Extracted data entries
····················

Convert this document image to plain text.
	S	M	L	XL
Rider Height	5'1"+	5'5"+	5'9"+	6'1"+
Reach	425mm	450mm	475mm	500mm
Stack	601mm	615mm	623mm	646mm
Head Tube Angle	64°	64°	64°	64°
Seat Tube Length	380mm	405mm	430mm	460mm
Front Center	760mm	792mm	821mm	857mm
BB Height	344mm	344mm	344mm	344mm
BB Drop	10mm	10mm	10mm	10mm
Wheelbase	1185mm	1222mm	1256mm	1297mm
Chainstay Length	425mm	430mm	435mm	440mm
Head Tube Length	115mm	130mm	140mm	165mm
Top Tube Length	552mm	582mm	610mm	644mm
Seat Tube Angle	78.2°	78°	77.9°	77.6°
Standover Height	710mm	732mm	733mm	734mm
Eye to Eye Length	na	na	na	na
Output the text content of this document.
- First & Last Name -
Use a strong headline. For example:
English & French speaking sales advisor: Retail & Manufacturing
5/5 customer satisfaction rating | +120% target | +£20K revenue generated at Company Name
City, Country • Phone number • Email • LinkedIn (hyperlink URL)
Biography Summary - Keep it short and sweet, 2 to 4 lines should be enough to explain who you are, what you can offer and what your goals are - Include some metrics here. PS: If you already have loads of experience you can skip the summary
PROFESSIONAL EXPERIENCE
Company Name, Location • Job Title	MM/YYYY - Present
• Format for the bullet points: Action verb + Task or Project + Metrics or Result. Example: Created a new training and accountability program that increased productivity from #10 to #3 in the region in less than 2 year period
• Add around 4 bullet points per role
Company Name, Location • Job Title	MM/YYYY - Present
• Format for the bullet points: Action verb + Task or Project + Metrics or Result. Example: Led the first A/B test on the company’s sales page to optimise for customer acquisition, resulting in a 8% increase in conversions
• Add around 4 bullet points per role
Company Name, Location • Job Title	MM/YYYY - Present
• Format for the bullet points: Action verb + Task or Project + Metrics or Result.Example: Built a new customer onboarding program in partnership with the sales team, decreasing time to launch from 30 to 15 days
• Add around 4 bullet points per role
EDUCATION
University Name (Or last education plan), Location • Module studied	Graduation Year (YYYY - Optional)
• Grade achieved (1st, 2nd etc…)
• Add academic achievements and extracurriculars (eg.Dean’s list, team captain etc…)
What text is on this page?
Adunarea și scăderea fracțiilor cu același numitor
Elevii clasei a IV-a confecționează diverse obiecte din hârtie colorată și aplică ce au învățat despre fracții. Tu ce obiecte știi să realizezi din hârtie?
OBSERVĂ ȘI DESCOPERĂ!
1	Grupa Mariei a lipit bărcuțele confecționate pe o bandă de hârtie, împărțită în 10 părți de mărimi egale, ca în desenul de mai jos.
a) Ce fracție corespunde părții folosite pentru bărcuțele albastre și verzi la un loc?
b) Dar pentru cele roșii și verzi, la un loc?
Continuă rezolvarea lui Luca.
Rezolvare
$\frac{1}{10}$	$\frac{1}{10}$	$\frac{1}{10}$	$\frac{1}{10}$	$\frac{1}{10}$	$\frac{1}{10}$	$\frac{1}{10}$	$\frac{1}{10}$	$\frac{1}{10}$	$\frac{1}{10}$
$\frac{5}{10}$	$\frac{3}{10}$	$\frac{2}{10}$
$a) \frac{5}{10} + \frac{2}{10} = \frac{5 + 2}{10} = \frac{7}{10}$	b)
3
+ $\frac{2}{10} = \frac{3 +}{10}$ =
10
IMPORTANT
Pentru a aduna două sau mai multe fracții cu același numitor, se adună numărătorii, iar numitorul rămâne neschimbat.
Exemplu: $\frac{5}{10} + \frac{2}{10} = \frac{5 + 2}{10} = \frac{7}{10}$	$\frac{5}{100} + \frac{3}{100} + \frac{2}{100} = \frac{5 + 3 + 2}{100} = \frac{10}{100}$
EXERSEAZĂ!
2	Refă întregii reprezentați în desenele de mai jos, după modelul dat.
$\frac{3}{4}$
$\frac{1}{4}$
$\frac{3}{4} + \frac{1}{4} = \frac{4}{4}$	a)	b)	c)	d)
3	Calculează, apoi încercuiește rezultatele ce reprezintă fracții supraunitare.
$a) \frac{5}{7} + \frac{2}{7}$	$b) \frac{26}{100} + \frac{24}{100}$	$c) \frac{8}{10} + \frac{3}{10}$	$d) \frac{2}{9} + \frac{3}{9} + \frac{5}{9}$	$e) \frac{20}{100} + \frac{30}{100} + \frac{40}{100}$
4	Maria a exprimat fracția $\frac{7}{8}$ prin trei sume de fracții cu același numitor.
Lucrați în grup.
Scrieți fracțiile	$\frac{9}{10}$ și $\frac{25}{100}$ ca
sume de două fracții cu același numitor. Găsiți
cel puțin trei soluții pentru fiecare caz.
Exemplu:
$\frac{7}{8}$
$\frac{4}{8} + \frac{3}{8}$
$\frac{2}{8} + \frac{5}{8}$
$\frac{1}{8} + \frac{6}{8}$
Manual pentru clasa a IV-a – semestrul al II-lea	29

····················

▶ **What to work on**
Pull out every line holding "același" from the records above, and copy it.

▶ **Final result**
Adunarea și scăderea fracțiilor cu același numitor
Pentru a aduna două sau mai multe fracții cu același numitor, se adună numărătorii, iar numitorul rămâne neschimbat.
4	Maria a exprimat fracția $\frac{7}{8}$ prin trei sume de fracții cu același numitor.
sume de două fracții cu același numitor. Găsiți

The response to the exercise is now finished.